Task statement: Omit every picture while repeating the entries exactly.

===== Supplied material =====

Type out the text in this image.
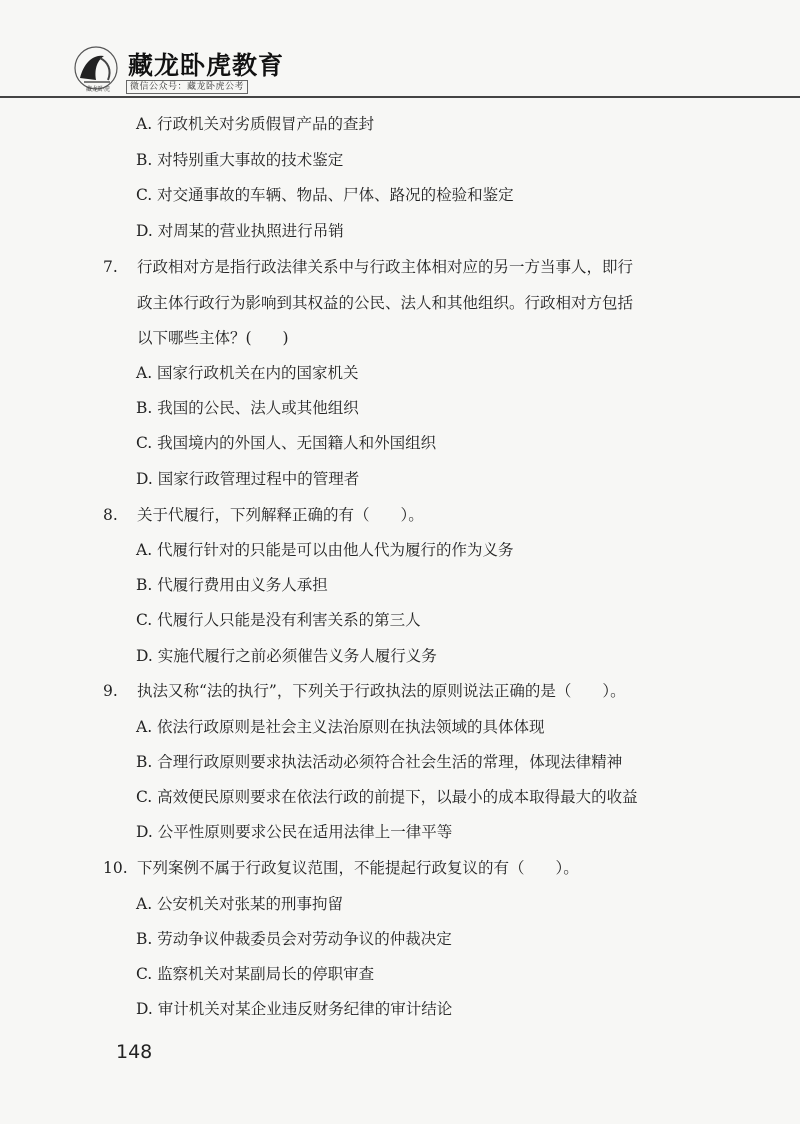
藏龙卧虎
藏龙卧虎教育
微信公众号：藏龙卧虎公考
A. 行政机关对劣质假冒产品的查封
B. 对特别重大事故的技术鉴定
C. 对交通事故的车辆、物品、尸体、路况的检验和鉴定
D. 对周某的营业执照进行吊销
7. 行政相对方是指行政法律关系中与行政主体相对应的另一方当事人，即行
政主体行政行为影响到其权益的公民、法人和其他组织。行政相对方包括
以下哪些主体？(　　)
A. 国家行政机关在内的国家机关
B. 我国的公民、法人或其他组织
C. 我国境内的外国人、无国籍人和外国组织
D. 国家行政管理过程中的管理者
8. 关于代履行，下列解释正确的有（　　）。
A. 代履行针对的只能是可以由他人代为履行的作为义务
B. 代履行费用由义务人承担
C. 代履行人只能是没有利害关系的第三人
D. 实施代履行之前必须催告义务人履行义务
9. 执法又称“法的执行”，下列关于行政执法的原则说法正确的是（　　）。
A. 依法行政原则是社会主义法治原则在执法领域的具体体现
B. 合理行政原则要求执法活动必须符合社会生活的常理，体现法律精神
C. 高效便民原则要求在依法行政的前提下，以最小的成本取得最大的收益
D. 公平性原则要求公民在适用法律上一律平等
10. 下列案例不属于行政复议范围，不能提起行政复议的有（　　）。
A. 公安机关对张某的刑事拘留
B. 劳动争议仲裁委员会对劳动争议的仲裁决定
C. 监察机关对某副局长的停职审查
D. 审计机关对某企业违反财务纪律的审计结论
148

=====

Response to this task:
Type out the text in this image.
藏龙卧虎
藏龙卧虎教育
微信公众号：藏龙卧虎公考
A. 行政机关对劣质假冒产品的查封
B. 对特别重大事故的技术鉴定
C. 对交通事故的车辆、物品、尸体、路况的检验和鉴定
D. 对周某的营业执照进行吊销
7. 行政相对方是指行政法律关系中与行政主体相对应的另一方当事人，即行
政主体行政行为影响到其权益的公民、法人和其他组织。行政相对方包括
以下哪些主体？(　　)
A. 国家行政机关在内的国家机关
B. 我国的公民、法人或其他组织
C. 我国境内的外国人、无国籍人和外国组织
D. 国家行政管理过程中的管理者
8. 关于代履行，下列解释正确的有（　　）。
A. 代履行针对的只能是可以由他人代为履行的作为义务
B. 代履行费用由义务人承担
C. 代履行人只能是没有利害关系的第三人
D. 实施代履行之前必须催告义务人履行义务
9. 执法又称“法的执行”，下列关于行政执法的原则说法正确的是（　　）。
A. 依法行政原则是社会主义法治原则在执法领域的具体体现
B. 合理行政原则要求执法活动必须符合社会生活的常理，体现法律精神
C. 高效便民原则要求在依法行政的前提下，以最小的成本取得最大的收益
D. 公平性原则要求公民在适用法律上一律平等
10. 下列案例不属于行政复议范围，不能提起行政复议的有（　　）。
A. 公安机关对张某的刑事拘留
B. 劳动争议仲裁委员会对劳动争议的仲裁决定
C. 监察机关对某副局长的停职审查
D. 审计机关对某企业违反财务纪律的审计结论
148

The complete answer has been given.